┌──

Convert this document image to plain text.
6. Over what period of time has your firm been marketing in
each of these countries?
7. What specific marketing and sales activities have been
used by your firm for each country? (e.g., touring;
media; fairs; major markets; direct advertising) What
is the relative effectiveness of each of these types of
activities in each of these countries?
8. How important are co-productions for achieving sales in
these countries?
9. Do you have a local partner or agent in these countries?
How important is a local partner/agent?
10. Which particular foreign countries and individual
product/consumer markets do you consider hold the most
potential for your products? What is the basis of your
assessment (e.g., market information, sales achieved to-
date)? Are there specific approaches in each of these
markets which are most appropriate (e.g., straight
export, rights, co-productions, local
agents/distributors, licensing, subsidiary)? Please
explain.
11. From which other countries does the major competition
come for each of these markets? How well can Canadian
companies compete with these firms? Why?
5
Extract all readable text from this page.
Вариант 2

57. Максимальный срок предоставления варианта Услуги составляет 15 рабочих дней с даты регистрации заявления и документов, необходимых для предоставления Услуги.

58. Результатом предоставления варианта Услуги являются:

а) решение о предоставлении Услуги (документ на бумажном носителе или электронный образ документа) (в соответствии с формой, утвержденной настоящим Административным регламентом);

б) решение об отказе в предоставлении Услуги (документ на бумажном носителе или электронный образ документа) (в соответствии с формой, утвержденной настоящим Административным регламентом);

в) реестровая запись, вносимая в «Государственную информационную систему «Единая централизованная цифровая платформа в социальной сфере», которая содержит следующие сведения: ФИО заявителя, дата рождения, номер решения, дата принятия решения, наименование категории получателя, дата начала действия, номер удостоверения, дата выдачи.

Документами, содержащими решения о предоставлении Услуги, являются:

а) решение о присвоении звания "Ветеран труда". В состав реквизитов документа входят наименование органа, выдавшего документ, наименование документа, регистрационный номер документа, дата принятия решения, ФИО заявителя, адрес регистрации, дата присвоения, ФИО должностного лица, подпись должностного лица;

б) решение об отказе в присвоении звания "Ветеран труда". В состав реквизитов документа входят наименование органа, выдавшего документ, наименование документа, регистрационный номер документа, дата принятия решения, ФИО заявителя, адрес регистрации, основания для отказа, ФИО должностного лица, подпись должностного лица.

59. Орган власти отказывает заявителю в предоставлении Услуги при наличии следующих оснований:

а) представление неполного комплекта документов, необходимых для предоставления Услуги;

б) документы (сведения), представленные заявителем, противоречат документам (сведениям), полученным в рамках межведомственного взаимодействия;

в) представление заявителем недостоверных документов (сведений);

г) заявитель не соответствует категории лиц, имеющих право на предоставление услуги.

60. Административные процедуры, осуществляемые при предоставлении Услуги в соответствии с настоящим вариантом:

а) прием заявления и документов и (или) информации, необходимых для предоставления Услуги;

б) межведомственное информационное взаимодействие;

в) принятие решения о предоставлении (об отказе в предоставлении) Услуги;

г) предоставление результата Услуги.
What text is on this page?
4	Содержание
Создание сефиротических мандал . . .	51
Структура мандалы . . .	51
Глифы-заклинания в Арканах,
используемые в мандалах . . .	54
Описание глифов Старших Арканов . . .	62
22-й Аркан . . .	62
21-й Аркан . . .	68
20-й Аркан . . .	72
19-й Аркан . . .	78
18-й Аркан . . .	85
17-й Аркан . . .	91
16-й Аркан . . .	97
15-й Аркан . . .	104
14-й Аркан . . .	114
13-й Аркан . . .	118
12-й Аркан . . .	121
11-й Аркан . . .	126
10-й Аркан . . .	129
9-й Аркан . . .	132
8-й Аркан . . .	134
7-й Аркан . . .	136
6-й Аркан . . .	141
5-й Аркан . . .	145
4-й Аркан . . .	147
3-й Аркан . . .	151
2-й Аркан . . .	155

└──

*WHAT IS REQUIRED:*
Work out the count of lines containing the word "формой", then write only that count.

*EXERCISE OUTPUT:*
2